> TASK OBJECTIVE
Restate all the material verbatim, except for the pictures.

----

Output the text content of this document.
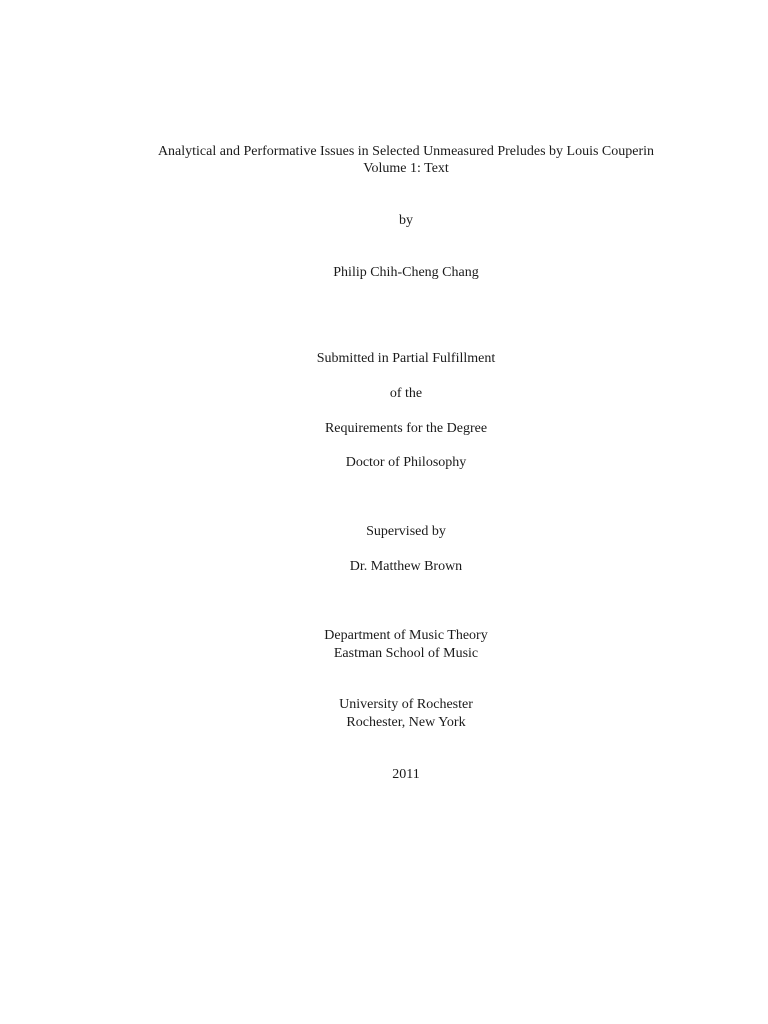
Analytical and Performative Issues in Selected Unmeasured Preludes by Louis Couperin
Volume 1: Text
by
Philip Chih-Cheng Chang
Submitted in Partial Fulfillment
of the
Requirements for the Degree
Doctor of Philosophy
Supervised by
Dr. Matthew Brown
Department of Music Theory
Eastman School of Music
University of Rochester
Rochester, New York
2011
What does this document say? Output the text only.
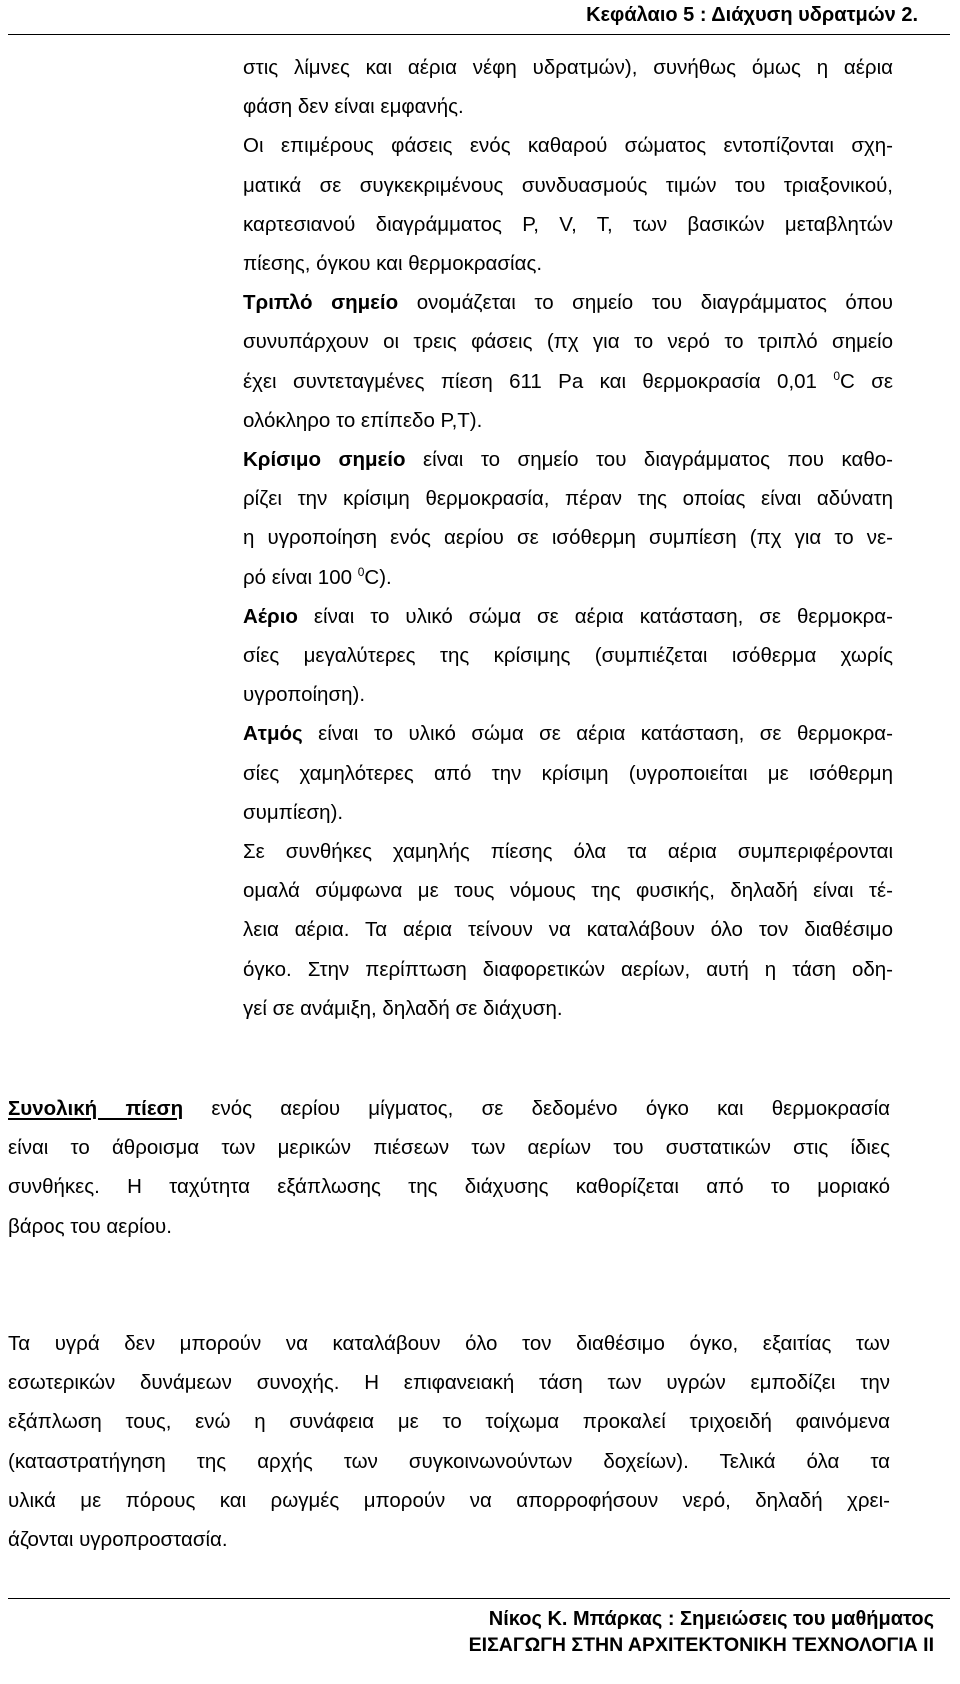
Κεφάλαιο 5 : Διάχυση υδρατμών 2.
στις λίμνες και αέρια νέφη υδρατμών), συνήθως όμως η αέρια
φάση δεν είναι εμφανής.
Οι επιμέρους φάσεις ενός καθαρού σώματος εντοπίζονται σχη-
ματικά σε συγκεκριμένους συνδυασμούς τιμών του τριαξονικού,
καρτεσιανού διαγράμματος P, V, T, των βασικών μεταβλητών
πίεσης, όγκου και θερμοκρασίας.
Τριπλό σημείο ονομάζεται το σημείο του διαγράμματος όπου
συνυπάρχουν οι τρεις φάσεις (πχ για το νερό το τριπλό σημείο
έχει συντεταγμένες πίεση 611 Pa και θερμοκρασία 0,01 $^0$C σε
ολόκληρο το επίπεδο P,T).
Κρίσιμο σημείο είναι το σημείο του διαγράμματος που καθο-
ρίζει την κρίσιμη θερμοκρασία, πέραν της οποίας είναι αδύνατη
η υγροποίηση ενός αερίου σε ισόθερμη συμπίεση (πχ για το νε-
ρό είναι 100 $^0$C).
Αέριο είναι το υλικό σώμα σε αέρια κατάσταση, σε θερμοκρα-
σίες μεγαλύτερες της κρίσιμης (συμπιέζεται ισόθερμα χωρίς
υγροποίηση).
Ατμός είναι το υλικό σώμα σε αέρια κατάσταση, σε θερμοκρα-
σίες χαμηλότερες από την κρίσιμη (υγροποιείται με ισόθερμη
συμπίεση).
Σε συνθήκες χαμηλής πίεσης όλα τα αέρια συμπεριφέρονται
ομαλά σύμφωνα με τους νόμους της φυσικής, δηλαδή είναι τέ-
λεια αέρια. Τα αέρια τείνουν να καταλάβουν όλο τον διαθέσιμο
όγκο. Στην περίπτωση διαφορετικών αερίων, αυτή η τάση οδη-
γεί σε ανάμιξη, δηλαδή σε διάχυση.
Συνολική πίεση ενός αερίου μίγματος, σε δεδομένο όγκο και θερμοκρασία
είναι το άθροισμα των μερικών πιέσεων των αερίων του συστατικών στις ίδιες
συνθήκες. Η ταχύτητα εξάπλωσης της διάχυσης καθορίζεται από το μοριακό
βάρος του αερίου.
Τα υγρά δεν μπορούν να καταλάβουν όλο τον διαθέσιμο όγκο, εξαιτίας των
εσωτερικών δυνάμεων συνοχής. Η επιφανειακή τάση των υγρών εμποδίζει την
εξάπλωση τους, ενώ η συνάφεια με το τοίχωμα προκαλεί τριχοειδή φαινόμενα
(καταστρατήγηση της αρχής των συγκοινωνούντων δοχείων). Τελικά όλα τα
υλικά με πόρους και ρωγμές μπορούν να απορροφήσουν νερό, δηλαδή χρει-
άζονται υγροπροστασία.
Νίκος Κ. Μπάρκας : Σημειώσεις του μαθήματος
ΕΙΣΑΓΩΓΗ ΣΤΗΝ ΑΡΧΙΤΕΚΤΟΝΙΚΗ ΤΕΧΝΟΛΟΓΙΑ ΙΙ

----

> ANSWER TO THE TASK
Output the text content of this document.
Analytical and Performative Issues in Selected Unmeasured Preludes by Louis Couperin
Volume 1: Text
by
Philip Chih-Cheng Chang
Submitted in Partial Fulfillment
of the
Requirements for the Degree
Doctor of Philosophy
Supervised by
Dr. Matthew Brown
Department of Music Theory
Eastman School of Music
University of Rochester
Rochester, New York
2011
What does this document say? Output the text only.
Κεφάλαιο 5 : Διάχυση υδρατμών 2.
στις λίμνες και αέρια νέφη υδρατμών), συνήθως όμως η αέρια
φάση δεν είναι εμφανής.
Οι επιμέρους φάσεις ενός καθαρού σώματος εντοπίζονται σχη-
ματικά σε συγκεκριμένους συνδυασμούς τιμών του τριαξονικού,
καρτεσιανού διαγράμματος P, V, T, των βασικών μεταβλητών
πίεσης, όγκου και θερμοκρασίας.
Τριπλό σημείο ονομάζεται το σημείο του διαγράμματος όπου
συνυπάρχουν οι τρεις φάσεις (πχ για το νερό το τριπλό σημείο
έχει συντεταγμένες πίεση 611 Pa και θερμοκρασία 0,01 $^0$C σε
ολόκληρο το επίπεδο P,T).
Κρίσιμο σημείο είναι το σημείο του διαγράμματος που καθο-
ρίζει την κρίσιμη θερμοκρασία, πέραν της οποίας είναι αδύνατη
η υγροποίηση ενός αερίου σε ισόθερμη συμπίεση (πχ για το νε-
ρό είναι 100 $^0$C).
Αέριο είναι το υλικό σώμα σε αέρια κατάσταση, σε θερμοκρα-
σίες μεγαλύτερες της κρίσιμης (συμπιέζεται ισόθερμα χωρίς
υγροποίηση).
Ατμός είναι το υλικό σώμα σε αέρια κατάσταση, σε θερμοκρα-
σίες χαμηλότερες από την κρίσιμη (υγροποιείται με ισόθερμη
συμπίεση).
Σε συνθήκες χαμηλής πίεσης όλα τα αέρια συμπεριφέρονται
ομαλά σύμφωνα με τους νόμους της φυσικής, δηλαδή είναι τέ-
λεια αέρια. Τα αέρια τείνουν να καταλάβουν όλο τον διαθέσιμο
όγκο. Στην περίπτωση διαφορετικών αερίων, αυτή η τάση οδη-
γεί σε ανάμιξη, δηλαδή σε διάχυση.
Συνολική πίεση ενός αερίου μίγματος, σε δεδομένο όγκο και θερμοκρασία
είναι το άθροισμα των μερικών πιέσεων των αερίων του συστατικών στις ίδιες
συνθήκες. Η ταχύτητα εξάπλωσης της διάχυσης καθορίζεται από το μοριακό
βάρος του αερίου.
Τα υγρά δεν μπορούν να καταλάβουν όλο τον διαθέσιμο όγκο, εξαιτίας των
εσωτερικών δυνάμεων συνοχής. Η επιφανειακή τάση των υγρών εμποδίζει την
εξάπλωση τους, ενώ η συνάφεια με το τοίχωμα προκαλεί τριχοειδή φαινόμενα
(καταστρατήγηση της αρχής των συγκοινωνούντων δοχείων). Τελικά όλα τα
υλικά με πόρους και ρωγμές μπορούν να απορροφήσουν νερό, δηλαδή χρει-
άζονται υγροπροστασία.
Νίκος Κ. Μπάρκας : Σημειώσεις του μαθήματος
ΕΙΣΑΓΩΓΗ ΣΤΗΝ ΑΡΧΙΤΕΚΤΟΝΙΚΗ ΤΕΧΝΟΛΟΓΙΑ ΙΙ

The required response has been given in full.